- _Challenge_: Write each line exactly, from the line that holds "Convert this document image to plain text." through the final line of the material, and no other line.

- _Provided records_:
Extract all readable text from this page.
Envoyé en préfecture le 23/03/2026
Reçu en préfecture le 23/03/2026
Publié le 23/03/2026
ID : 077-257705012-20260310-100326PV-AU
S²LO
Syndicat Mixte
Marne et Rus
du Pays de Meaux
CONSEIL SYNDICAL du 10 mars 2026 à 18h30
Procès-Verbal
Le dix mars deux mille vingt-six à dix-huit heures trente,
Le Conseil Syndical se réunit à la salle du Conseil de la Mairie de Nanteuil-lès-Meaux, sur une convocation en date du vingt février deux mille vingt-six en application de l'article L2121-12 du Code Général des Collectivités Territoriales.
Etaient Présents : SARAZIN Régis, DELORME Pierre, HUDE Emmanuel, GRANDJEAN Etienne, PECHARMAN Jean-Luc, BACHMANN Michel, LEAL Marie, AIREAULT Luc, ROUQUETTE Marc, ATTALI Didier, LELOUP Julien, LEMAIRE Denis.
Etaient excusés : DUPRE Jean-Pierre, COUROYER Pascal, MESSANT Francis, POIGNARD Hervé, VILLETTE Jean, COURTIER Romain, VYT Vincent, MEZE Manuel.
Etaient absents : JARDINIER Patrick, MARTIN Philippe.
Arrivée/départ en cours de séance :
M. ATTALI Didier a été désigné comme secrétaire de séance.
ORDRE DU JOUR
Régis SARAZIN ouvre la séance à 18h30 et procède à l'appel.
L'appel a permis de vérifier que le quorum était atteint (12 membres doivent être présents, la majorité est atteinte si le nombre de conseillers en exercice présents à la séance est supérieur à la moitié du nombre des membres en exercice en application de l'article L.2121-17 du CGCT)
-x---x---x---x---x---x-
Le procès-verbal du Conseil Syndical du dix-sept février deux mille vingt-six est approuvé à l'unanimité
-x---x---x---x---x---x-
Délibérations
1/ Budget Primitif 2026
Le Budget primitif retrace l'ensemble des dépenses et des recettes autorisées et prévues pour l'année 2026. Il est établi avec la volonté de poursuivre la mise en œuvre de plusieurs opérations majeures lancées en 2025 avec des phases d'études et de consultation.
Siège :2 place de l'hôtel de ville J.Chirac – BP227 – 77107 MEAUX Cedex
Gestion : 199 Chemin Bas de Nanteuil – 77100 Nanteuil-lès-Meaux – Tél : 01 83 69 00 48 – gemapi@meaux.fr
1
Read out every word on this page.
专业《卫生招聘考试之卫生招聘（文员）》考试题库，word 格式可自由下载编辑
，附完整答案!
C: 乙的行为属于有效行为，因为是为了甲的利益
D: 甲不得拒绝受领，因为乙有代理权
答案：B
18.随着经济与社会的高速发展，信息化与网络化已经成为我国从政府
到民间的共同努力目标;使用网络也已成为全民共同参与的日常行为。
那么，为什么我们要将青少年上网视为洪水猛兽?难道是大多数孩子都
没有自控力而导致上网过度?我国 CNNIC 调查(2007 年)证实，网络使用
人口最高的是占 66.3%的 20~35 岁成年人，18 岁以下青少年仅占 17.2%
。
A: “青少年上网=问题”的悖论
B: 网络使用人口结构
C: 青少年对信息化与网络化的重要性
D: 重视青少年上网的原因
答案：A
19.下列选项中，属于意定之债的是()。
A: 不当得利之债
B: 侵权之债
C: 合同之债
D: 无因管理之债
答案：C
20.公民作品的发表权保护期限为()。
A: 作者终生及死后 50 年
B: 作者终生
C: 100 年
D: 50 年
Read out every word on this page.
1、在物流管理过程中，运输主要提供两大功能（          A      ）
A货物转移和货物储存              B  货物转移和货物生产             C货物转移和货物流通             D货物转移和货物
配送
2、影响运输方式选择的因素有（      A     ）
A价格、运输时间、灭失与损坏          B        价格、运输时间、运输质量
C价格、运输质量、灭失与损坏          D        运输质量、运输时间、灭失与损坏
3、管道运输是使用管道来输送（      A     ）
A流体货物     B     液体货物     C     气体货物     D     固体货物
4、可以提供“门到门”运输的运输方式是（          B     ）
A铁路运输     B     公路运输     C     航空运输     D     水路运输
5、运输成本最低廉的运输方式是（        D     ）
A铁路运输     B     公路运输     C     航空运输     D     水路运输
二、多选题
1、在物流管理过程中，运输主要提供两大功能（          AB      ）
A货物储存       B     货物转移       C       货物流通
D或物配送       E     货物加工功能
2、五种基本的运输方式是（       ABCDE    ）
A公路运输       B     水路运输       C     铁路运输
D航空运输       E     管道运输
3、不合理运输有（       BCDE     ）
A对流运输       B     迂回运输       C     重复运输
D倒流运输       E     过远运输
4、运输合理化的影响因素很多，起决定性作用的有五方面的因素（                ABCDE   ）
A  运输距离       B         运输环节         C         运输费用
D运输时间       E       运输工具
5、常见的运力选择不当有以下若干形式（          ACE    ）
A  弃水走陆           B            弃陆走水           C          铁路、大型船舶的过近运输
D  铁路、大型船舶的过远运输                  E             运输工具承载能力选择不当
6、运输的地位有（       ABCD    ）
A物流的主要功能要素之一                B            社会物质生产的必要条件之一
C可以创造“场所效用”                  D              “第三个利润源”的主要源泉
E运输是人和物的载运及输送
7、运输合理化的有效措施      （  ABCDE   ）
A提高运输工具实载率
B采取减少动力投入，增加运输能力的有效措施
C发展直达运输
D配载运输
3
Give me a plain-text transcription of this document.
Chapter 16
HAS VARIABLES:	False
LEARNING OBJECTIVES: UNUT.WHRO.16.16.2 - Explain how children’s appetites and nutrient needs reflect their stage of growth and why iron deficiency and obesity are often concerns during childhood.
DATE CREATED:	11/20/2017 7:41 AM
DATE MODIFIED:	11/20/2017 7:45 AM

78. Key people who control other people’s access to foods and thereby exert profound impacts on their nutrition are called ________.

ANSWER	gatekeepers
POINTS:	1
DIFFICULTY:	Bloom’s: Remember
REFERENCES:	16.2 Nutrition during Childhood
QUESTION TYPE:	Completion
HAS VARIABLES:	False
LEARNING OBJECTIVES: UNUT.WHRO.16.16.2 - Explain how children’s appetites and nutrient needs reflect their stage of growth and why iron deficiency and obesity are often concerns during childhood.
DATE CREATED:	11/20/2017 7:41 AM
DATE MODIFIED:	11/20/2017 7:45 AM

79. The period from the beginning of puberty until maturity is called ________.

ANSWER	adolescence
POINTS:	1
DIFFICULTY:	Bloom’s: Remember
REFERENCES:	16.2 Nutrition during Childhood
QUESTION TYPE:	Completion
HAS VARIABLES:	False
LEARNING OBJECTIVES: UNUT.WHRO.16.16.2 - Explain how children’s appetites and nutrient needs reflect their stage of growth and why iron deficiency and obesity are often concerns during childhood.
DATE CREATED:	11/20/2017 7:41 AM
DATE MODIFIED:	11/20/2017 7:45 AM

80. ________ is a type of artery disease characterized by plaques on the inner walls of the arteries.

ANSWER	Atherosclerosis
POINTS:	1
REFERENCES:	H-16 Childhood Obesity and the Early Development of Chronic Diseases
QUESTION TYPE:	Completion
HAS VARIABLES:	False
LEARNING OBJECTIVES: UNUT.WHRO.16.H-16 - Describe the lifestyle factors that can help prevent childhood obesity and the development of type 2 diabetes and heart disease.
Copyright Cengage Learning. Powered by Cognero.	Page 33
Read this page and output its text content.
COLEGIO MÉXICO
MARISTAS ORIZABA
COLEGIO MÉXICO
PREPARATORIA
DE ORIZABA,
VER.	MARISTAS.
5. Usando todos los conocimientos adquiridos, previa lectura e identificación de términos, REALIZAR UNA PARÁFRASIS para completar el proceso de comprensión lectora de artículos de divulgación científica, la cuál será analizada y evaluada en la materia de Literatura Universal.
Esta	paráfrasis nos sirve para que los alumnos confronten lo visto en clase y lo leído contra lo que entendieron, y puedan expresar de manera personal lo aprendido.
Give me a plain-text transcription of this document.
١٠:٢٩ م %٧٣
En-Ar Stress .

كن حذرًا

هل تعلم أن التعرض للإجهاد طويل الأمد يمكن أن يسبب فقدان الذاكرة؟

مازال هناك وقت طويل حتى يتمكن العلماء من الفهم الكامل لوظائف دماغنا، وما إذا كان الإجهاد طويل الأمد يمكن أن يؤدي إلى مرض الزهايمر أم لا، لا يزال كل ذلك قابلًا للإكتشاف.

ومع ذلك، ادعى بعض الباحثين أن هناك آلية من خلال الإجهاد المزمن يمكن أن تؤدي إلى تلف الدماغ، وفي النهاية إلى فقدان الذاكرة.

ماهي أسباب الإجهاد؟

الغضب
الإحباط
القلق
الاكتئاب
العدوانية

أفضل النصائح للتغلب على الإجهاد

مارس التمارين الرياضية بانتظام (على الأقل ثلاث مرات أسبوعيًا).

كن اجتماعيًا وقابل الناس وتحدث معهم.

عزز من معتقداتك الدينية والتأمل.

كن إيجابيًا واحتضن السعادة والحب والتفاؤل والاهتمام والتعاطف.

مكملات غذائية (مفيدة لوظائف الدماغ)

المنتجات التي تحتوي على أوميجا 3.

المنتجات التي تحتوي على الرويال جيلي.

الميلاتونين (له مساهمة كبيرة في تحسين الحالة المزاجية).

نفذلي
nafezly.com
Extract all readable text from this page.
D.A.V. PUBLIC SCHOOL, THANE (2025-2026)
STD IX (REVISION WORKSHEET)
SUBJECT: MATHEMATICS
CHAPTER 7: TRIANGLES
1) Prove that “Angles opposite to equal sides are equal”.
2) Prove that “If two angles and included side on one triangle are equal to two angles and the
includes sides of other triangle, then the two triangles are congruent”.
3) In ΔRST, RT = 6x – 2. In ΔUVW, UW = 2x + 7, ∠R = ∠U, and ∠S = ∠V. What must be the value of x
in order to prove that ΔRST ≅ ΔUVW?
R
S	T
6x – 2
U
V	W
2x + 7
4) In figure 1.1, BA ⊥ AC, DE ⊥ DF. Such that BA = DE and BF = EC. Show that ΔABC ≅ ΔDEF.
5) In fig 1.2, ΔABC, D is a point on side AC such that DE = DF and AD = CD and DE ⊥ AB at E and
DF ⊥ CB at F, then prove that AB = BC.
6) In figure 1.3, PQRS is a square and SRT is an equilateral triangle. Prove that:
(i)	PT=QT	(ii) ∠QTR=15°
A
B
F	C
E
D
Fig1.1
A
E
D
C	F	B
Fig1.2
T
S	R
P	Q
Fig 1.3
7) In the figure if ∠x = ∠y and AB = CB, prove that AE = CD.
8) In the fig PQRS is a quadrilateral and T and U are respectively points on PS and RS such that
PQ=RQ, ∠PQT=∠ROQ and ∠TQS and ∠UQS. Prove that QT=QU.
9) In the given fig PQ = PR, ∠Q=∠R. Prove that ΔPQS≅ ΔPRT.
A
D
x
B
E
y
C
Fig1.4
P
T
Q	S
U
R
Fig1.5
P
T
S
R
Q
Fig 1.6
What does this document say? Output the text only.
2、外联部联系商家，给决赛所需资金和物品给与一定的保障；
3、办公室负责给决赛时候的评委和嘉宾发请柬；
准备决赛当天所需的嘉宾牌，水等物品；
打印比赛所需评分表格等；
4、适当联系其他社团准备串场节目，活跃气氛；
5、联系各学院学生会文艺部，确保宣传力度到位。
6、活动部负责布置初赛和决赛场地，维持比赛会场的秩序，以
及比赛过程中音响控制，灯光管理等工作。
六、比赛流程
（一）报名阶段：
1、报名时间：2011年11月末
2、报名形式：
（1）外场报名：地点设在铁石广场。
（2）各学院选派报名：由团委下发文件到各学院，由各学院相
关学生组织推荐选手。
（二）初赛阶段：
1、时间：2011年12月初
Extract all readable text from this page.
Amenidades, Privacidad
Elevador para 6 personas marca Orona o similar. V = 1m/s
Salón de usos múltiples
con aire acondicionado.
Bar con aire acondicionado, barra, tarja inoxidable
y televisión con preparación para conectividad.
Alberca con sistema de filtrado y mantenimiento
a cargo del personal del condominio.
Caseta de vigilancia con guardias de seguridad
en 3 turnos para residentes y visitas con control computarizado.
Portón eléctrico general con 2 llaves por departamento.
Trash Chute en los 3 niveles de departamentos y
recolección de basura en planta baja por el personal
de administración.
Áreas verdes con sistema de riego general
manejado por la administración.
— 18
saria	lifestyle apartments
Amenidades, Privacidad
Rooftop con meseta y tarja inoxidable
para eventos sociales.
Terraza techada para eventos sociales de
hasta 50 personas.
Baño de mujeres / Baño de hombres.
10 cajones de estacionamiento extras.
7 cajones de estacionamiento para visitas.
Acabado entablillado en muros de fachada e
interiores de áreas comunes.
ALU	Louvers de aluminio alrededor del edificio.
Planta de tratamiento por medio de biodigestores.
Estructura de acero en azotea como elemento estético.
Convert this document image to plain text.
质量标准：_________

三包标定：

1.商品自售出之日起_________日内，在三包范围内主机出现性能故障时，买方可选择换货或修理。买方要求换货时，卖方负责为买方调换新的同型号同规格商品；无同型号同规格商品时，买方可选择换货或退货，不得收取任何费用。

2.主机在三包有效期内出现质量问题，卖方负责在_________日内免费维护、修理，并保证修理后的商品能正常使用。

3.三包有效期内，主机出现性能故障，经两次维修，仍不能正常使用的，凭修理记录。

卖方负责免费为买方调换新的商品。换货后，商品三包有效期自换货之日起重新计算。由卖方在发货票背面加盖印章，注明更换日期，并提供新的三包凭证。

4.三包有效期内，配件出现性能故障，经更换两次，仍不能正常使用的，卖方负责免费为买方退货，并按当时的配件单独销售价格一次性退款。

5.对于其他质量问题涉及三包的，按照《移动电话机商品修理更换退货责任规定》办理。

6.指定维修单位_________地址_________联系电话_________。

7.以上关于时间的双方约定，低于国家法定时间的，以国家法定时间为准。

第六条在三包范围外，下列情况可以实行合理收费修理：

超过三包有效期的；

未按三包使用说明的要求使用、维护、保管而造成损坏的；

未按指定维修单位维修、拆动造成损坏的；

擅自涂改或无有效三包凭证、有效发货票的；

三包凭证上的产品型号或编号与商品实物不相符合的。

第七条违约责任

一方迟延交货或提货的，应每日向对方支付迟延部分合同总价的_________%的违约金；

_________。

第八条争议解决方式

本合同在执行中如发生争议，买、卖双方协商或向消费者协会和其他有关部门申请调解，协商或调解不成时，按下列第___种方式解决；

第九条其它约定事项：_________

- _The solution_:
Convert this document image to plain text.
质量标准：_________

三包标定：

1.商品自售出之日起_________日内，在三包范围内主机出现性能故障时，买方可选择换货或修理。买方要求换货时，卖方负责为买方调换新的同型号同规格商品；无同型号同规格商品时，买方可选择换货或退货，不得收取任何费用。

2.主机在三包有效期内出现质量问题，卖方负责在_________日内免费维护、修理，并保证修理后的商品能正常使用。

3.三包有效期内，主机出现性能故障，经两次维修，仍不能正常使用的，凭修理记录。

卖方负责免费为买方调换新的商品。换货后，商品三包有效期自换货之日起重新计算。由卖方在发货票背面加盖印章，注明更换日期，并提供新的三包凭证。

4.三包有效期内，配件出现性能故障，经更换两次，仍不能正常使用的，卖方负责免费为买方退货，并按当时的配件单独销售价格一次性退款。

5.对于其他质量问题涉及三包的，按照《移动电话机商品修理更换退货责任规定》办理。

6.指定维修单位_________地址_________联系电话_________。

7.以上关于时间的双方约定，低于国家法定时间的，以国家法定时间为准。

第六条在三包范围外，下列情况可以实行合理收费修理：

超过三包有效期的；

未按三包使用说明的要求使用、维护、保管而造成损坏的；

未按指定维修单位维修、拆动造成损坏的；

擅自涂改或无有效三包凭证、有效发货票的；

三包凭证上的产品型号或编号与商品实物不相符合的。

第七条违约责任

一方迟延交货或提货的，应每日向对方支付迟延部分合同总价的_________%的违约金；

_________。

第八条争议解决方式

本合同在执行中如发生争议，买、卖双方协商或向消费者协会和其他有关部门申请调解，协商或调解不成时，按下列第___种方式解决；

第九条其它约定事项：_________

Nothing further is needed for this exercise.